For every line in the data below that contains "diperoleh", copy the line.

» **Extracted material**
=-=-=-=-=

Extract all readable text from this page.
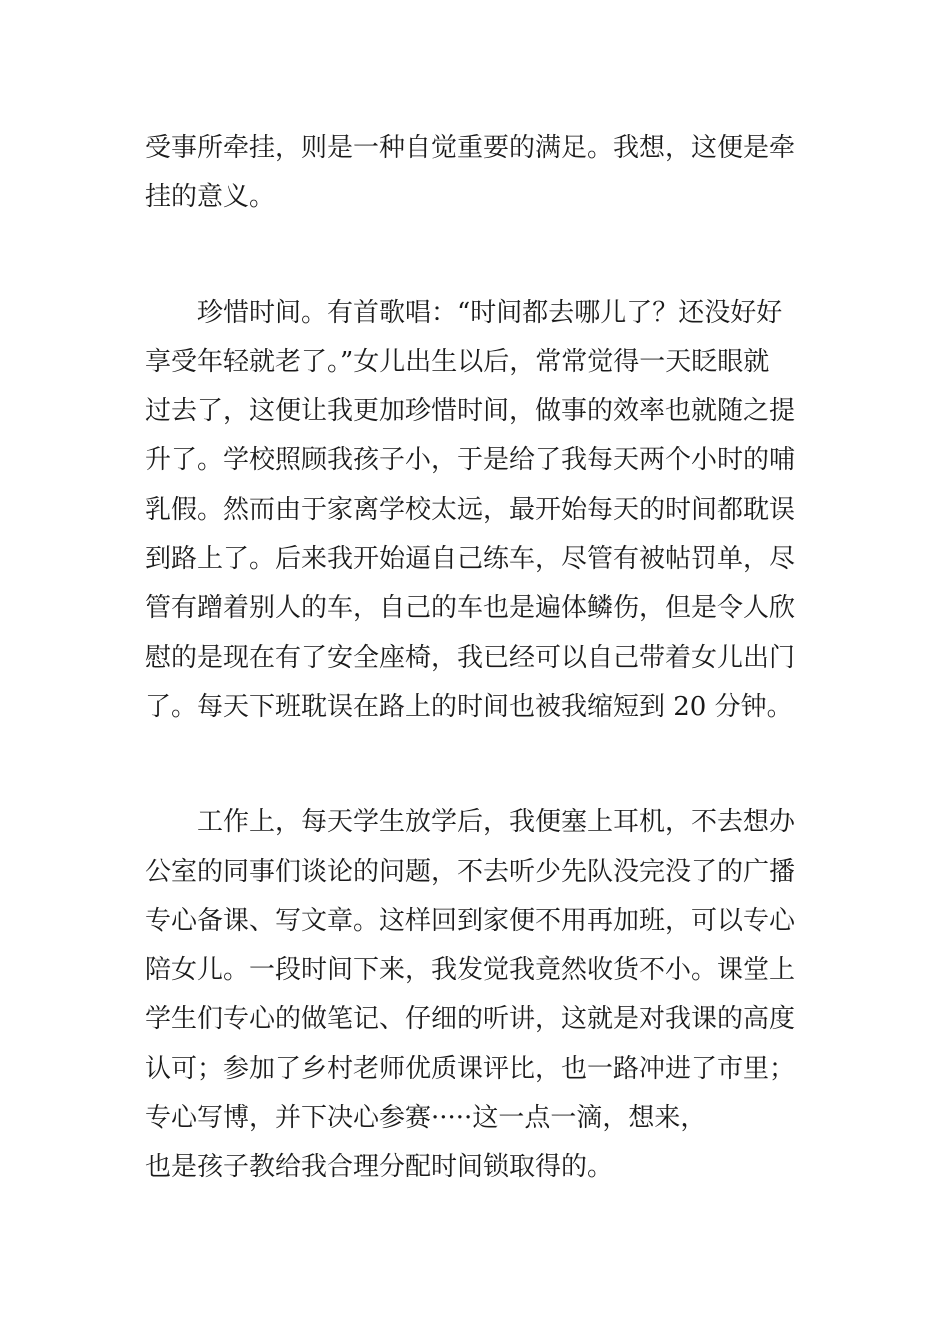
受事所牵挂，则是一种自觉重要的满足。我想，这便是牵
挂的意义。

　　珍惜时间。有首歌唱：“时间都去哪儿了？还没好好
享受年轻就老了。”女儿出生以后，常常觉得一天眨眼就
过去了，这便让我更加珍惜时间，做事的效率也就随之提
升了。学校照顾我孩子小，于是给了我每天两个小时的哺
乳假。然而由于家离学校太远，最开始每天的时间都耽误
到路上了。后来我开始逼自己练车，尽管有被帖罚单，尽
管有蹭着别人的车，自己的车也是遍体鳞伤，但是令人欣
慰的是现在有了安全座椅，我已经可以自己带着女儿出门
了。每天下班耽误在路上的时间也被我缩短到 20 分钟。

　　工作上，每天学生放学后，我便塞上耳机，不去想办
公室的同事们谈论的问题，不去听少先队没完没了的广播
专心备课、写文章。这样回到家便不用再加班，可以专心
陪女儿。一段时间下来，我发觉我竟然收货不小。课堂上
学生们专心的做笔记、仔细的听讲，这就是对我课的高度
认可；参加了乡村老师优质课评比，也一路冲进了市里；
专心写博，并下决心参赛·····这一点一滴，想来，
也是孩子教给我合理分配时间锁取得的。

=-=-=-=-=

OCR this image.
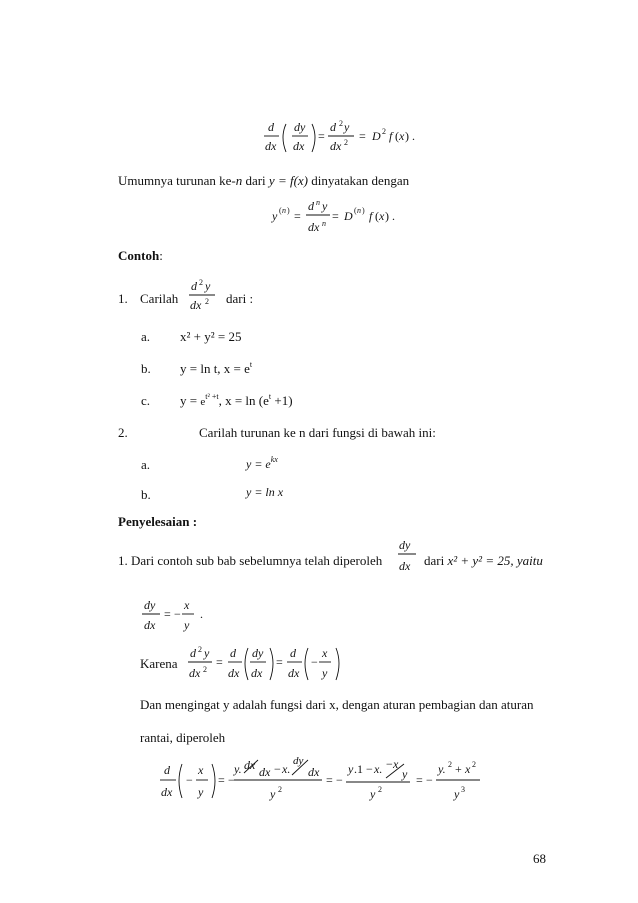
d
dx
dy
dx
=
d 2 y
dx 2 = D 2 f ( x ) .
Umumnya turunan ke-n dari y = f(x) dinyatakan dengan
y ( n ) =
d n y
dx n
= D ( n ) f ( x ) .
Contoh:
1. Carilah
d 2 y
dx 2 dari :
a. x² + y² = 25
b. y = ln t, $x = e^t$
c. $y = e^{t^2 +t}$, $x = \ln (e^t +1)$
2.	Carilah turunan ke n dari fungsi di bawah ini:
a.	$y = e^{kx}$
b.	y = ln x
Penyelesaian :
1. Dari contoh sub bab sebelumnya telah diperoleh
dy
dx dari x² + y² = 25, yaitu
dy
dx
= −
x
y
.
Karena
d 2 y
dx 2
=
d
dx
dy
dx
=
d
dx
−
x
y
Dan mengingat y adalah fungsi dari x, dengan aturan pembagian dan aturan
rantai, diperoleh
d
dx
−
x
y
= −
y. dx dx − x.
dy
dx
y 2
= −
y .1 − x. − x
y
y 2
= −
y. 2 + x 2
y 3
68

=-=-=-=-=

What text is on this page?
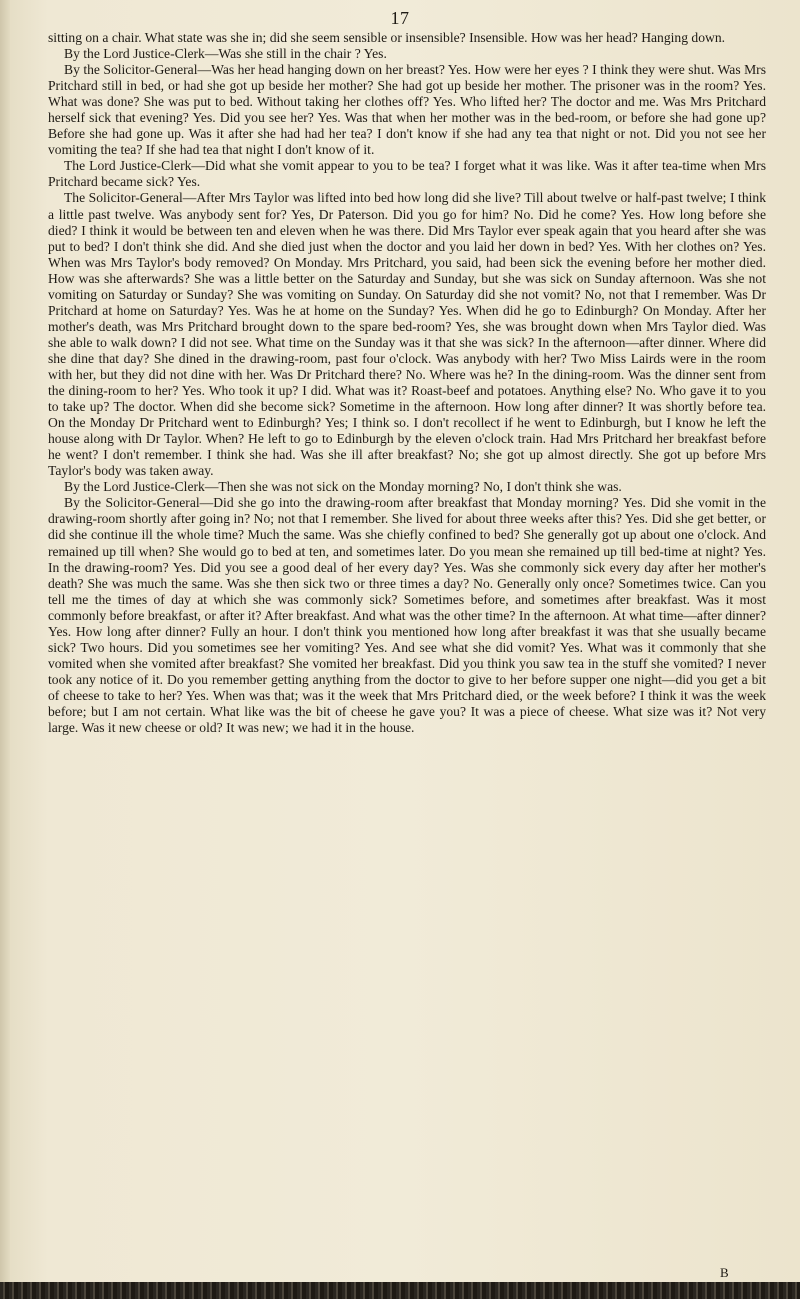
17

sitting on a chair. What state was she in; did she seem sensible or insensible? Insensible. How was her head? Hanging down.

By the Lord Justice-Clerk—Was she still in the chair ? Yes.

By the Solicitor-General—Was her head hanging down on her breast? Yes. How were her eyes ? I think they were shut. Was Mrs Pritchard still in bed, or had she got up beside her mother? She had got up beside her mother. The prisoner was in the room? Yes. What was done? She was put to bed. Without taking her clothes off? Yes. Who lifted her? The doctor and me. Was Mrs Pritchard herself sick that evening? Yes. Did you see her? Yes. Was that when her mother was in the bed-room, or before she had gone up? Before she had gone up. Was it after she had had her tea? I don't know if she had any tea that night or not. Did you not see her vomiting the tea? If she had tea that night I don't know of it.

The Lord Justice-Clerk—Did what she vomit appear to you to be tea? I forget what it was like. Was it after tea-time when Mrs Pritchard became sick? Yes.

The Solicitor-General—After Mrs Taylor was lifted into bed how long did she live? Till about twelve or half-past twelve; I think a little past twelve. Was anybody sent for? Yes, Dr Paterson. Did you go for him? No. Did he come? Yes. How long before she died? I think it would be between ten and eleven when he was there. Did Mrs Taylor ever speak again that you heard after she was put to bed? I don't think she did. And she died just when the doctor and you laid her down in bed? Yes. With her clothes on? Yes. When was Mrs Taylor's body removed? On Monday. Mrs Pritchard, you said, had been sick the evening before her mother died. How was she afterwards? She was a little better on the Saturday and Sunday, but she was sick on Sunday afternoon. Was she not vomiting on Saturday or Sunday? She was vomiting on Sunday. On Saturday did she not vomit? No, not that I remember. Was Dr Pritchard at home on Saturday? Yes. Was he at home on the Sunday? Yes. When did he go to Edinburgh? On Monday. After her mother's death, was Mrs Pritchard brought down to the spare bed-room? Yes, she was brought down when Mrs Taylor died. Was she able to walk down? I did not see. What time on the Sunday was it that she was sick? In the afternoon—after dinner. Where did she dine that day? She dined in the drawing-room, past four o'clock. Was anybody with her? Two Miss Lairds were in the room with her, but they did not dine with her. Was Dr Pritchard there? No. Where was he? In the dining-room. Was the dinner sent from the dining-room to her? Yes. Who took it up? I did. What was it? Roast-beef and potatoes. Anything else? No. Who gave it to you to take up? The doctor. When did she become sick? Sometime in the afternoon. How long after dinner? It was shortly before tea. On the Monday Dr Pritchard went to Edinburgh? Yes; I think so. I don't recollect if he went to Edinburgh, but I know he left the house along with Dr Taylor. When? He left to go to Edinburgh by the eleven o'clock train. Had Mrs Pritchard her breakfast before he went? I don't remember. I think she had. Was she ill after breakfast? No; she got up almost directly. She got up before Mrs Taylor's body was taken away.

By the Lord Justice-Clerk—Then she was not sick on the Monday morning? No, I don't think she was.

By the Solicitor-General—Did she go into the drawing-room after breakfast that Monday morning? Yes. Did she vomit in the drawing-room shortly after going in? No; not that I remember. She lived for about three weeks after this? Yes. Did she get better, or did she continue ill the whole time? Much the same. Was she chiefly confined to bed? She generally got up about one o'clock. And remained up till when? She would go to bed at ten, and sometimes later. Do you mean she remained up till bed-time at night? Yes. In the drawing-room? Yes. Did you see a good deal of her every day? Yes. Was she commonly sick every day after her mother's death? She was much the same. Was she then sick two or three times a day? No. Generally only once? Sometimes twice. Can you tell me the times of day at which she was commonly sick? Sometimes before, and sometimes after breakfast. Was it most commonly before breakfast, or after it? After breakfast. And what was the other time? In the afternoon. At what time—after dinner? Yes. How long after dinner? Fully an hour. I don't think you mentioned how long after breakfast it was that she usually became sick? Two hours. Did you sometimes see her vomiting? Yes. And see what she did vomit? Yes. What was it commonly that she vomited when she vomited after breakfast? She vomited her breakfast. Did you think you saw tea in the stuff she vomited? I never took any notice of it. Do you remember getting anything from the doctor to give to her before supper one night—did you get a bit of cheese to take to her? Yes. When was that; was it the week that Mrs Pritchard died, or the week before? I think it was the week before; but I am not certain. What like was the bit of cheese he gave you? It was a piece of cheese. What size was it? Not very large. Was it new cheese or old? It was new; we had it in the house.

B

=-=-=-=-=

» **Full solution**
1. Dari contoh sub bab sebelumnya telah diperoleh
rantai, diperoleh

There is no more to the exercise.